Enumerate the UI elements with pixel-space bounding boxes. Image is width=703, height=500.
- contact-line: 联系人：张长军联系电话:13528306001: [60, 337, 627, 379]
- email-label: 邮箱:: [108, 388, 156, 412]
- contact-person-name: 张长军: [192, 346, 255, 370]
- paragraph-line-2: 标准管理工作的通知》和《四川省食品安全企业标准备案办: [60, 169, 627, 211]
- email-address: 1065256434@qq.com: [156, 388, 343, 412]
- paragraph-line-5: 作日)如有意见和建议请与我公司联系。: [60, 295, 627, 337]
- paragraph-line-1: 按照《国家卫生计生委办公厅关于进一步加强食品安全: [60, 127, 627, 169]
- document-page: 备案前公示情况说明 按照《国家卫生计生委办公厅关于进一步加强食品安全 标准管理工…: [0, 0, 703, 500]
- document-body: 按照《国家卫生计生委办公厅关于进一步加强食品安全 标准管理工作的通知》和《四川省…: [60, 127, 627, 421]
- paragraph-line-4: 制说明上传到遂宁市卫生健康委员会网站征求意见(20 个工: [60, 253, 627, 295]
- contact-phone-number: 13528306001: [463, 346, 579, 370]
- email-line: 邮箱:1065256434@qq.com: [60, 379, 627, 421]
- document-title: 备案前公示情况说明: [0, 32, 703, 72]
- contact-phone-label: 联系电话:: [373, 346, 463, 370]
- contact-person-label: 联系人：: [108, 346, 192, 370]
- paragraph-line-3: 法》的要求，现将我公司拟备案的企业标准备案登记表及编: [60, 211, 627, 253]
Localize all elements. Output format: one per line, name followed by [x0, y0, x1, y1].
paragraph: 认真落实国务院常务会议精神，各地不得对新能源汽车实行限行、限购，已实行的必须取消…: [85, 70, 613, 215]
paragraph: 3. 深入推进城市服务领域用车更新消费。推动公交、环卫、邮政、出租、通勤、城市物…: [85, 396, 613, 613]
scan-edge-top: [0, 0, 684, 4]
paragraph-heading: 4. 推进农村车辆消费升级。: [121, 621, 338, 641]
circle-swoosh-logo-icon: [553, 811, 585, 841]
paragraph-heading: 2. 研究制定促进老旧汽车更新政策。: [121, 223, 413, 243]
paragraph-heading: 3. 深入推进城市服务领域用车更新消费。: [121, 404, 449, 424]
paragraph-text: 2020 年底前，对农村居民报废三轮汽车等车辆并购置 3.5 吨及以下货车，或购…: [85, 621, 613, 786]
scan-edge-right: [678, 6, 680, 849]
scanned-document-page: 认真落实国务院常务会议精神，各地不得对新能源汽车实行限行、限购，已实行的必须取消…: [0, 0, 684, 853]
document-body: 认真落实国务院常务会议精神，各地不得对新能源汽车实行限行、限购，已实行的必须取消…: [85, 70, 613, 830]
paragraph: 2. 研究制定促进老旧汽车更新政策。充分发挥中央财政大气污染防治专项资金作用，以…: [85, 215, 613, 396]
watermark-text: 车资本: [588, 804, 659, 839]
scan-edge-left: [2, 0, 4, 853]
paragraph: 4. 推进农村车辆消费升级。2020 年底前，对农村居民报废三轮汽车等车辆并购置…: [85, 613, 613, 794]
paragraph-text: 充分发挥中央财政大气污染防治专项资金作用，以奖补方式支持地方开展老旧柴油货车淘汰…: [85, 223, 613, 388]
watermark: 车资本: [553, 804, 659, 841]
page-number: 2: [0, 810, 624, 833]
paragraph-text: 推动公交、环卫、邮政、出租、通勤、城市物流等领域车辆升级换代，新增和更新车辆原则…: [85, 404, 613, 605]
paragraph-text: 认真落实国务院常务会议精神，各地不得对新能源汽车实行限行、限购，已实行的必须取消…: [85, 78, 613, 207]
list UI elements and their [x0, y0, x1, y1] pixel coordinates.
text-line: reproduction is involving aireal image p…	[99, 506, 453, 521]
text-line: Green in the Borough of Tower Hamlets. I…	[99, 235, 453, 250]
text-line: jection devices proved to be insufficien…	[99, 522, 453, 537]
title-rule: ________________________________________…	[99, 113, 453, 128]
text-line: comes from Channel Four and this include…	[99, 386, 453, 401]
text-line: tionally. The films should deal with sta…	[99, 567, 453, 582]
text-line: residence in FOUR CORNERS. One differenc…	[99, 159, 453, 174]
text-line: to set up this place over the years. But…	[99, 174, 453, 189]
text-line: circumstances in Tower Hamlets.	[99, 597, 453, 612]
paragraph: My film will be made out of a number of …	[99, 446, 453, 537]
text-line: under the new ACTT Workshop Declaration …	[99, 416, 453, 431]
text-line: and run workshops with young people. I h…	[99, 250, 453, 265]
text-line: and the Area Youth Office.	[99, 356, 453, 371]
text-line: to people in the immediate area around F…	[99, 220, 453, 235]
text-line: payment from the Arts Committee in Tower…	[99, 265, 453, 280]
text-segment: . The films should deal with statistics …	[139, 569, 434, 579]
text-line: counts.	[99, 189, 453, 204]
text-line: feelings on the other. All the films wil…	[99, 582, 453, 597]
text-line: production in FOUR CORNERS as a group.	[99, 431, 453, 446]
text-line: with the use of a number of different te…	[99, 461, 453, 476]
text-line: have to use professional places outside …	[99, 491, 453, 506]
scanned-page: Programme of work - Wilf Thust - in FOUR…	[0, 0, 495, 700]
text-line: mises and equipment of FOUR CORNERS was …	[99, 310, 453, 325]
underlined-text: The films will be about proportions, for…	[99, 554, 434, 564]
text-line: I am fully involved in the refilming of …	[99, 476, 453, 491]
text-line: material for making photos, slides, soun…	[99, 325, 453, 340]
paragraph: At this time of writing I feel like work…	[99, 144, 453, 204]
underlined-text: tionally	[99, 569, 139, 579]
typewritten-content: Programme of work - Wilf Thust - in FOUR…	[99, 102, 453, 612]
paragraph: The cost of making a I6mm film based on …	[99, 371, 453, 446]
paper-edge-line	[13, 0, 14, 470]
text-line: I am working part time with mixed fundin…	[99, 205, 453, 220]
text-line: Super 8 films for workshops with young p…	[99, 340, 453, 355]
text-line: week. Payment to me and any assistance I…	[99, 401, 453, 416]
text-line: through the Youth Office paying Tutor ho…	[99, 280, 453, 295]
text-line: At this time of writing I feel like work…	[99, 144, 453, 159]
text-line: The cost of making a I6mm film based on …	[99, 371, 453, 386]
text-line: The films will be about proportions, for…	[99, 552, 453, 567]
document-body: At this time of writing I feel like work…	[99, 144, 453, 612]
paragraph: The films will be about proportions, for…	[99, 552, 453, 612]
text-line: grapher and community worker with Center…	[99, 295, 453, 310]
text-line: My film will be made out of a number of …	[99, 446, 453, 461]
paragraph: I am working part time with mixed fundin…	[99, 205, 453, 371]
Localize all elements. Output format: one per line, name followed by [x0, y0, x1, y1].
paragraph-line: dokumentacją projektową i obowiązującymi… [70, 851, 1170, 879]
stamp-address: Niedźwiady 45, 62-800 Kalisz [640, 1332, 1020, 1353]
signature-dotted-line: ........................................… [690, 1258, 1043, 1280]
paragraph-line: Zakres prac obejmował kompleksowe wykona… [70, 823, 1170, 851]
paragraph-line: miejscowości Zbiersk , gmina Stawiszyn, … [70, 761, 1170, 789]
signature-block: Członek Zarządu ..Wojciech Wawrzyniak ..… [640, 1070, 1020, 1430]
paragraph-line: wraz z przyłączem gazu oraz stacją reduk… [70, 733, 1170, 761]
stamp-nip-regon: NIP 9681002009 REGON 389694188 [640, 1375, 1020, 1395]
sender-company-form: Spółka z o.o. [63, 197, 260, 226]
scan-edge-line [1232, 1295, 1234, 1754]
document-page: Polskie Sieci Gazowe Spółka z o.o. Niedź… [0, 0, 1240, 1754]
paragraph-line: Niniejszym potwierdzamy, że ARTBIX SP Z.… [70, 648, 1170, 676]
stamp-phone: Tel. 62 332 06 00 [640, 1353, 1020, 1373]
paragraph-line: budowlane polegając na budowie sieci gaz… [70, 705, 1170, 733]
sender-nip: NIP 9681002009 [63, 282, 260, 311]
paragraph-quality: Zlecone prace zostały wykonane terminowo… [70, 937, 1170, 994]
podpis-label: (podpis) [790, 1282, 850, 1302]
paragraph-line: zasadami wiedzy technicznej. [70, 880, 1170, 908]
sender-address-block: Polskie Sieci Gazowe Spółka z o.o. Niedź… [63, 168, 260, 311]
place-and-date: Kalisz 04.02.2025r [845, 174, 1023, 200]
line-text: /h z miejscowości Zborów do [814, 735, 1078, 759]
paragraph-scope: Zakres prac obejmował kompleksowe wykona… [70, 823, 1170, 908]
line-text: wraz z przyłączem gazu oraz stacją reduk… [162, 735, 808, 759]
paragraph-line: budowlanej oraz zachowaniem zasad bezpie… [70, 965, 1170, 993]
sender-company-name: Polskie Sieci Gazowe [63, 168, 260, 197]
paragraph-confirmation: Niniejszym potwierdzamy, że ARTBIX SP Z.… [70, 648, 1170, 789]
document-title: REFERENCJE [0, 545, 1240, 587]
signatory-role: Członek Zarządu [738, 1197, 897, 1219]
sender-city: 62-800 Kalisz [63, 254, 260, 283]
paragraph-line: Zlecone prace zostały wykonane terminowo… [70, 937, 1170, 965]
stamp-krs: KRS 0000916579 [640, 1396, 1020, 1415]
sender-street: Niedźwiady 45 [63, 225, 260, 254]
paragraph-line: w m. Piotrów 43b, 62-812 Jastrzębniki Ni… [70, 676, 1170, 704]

**The exercise**
Format the stretch from the start of the items through the line containing "78, 613, 207]" as a JSON list of strings, one string per line, leaving out any blank lines.

**Expected answer**
[
  "Enumerate the UI elements with pixel-space bounding boxes. Image is width=703, height=500.",
  "- contact-line: 联系人：张长军联系电话:13528306001: [60, 337, 627, 379]",
  "- email-label: 邮箱:: [108, 388, 156, 412]",
  "- contact-person-name: 张长军: [192, 346, 255, 370]",
  "- paragraph-line-2: 标准管理工作的通知》和《四川省食品安全企业标准备案办: [60, 169, 627, 211]",
  "- email-address: 1065256434@qq.com: [156, 388, 343, 412]",
  "- paragraph-line-5: 作日)如有意见和建议请与我公司联系。: [60, 295, 627, 337]",
  "- paragraph-line-1: 按照《国家卫生计生委办公厅关于进一步加强食品安全: [60, 127, 627, 169]",
  "- document-page: 备案前公示情况说明 按照《国家卫生计生委办公厅关于进一步加强食品安全 标准管理工…: [0, 0, 703, 500]",
  "- document-body: 按照《国家卫生计生委办公厅关于进一步加强食品安全 标准管理工作的通知》和《四川省…: [60, 127, 627, 421]",
  "- paragraph-line-4: 制说明上传到遂宁市卫生健康委员会网站征求意见(20 个工: [60, 253, 627, 295]",
  "- contact-phone-number: 13528306001: [463, 346, 579, 370]",
  "- email-line: 邮箱:1065256434@qq.com: [60, 379, 627, 421]",
  "- document-title: 备案前公示情况说明: [0, 32, 703, 72]",
  "- contact-phone-label: 联系电话:: [373, 346, 463, 370]",
  "- contact-person-label: 联系人：: [108, 346, 192, 370]",
  "- paragraph-line-3: 法》的要求，现将我公司拟备案的企业标准备案登记表及编: [60, 211, 627, 253]",
  "Localize all elements. Output format: one per line, name followed by [x0, y0, x1, y1].",
  "paragraph: 认真落实国务院常务会议精神，各地不得对新能源汽车实行限行、限购，已实行的必须取消…: [85, 70, 613, 215]",
  "paragraph: 3. 深入推进城市服务领域用车更新消费。推动公交、环卫、邮政、出租、通勤、城市物…: [85, 396, 613, 613]",
  "scan-edge-top: [0, 0, 684, 4]",
  "paragraph-heading: 4. 推进农村车辆消费升级。: [121, 621, 338, 641]",
  "circle-swoosh-logo-icon: [553, 811, 585, 841]",
  "paragraph-heading: 2. 研究制定促进老旧汽车更新政策。: [121, 223, 413, 243]",
  "paragraph-heading: 3. 深入推进城市服务领域用车更新消费。: [121, 404, 449, 424]",
  "paragraph-text: 2020 年底前，对农村居民报废三轮汽车等车辆并购置 3.5 吨及以下货车，或购…: [85, 621, 613, 786]",
  "scan-edge-right: [678, 6, 680, 849]",
  "scanned-document-page: 认真落实国务院常务会议精神，各地不得对新能源汽车实行限行、限购，已实行的必须取消…: [0, 0, 684, 853]",
  "document-body: 认真落实国务院常务会议精神，各地不得对新能源汽车实行限行、限购，已实行的必须取消…: [85, 70, 613, 830]",
  "paragraph: 2. 研究制定促进老旧汽车更新政策。充分发挥中央财政大气污染防治专项资金作用，以…: [85, 215, 613, 396]",
  "watermark-text: 车资本: [588, 804, 659, 839]",
  "scan-edge-left: [2, 0, 4, 853]",
  "paragraph: 4. 推进农村车辆消费升级。2020 年底前，对农村居民报废三轮汽车等车辆并购置…: [85, 613, 613, 794]",
  "paragraph-text: 充分发挥中央财政大气污染防治专项资金作用，以奖补方式支持地方开展老旧柴油货车淘汰…: [85, 223, 613, 388]",
  "watermark: 车资本: [553, 804, 659, 841]",
  "page-number: 2: [0, 810, 624, 833]",
  "paragraph-text: 推动公交、环卫、邮政、出租、通勤、城市物流等领域车辆升级换代，新增和更新车辆原则…: [85, 404, 613, 605]",
  "paragraph-text: 认真落实国务院常务会议精神，各地不得对新能源汽车实行限行、限购，已实行的必须取消…: [85, 78, 613, 207]"
]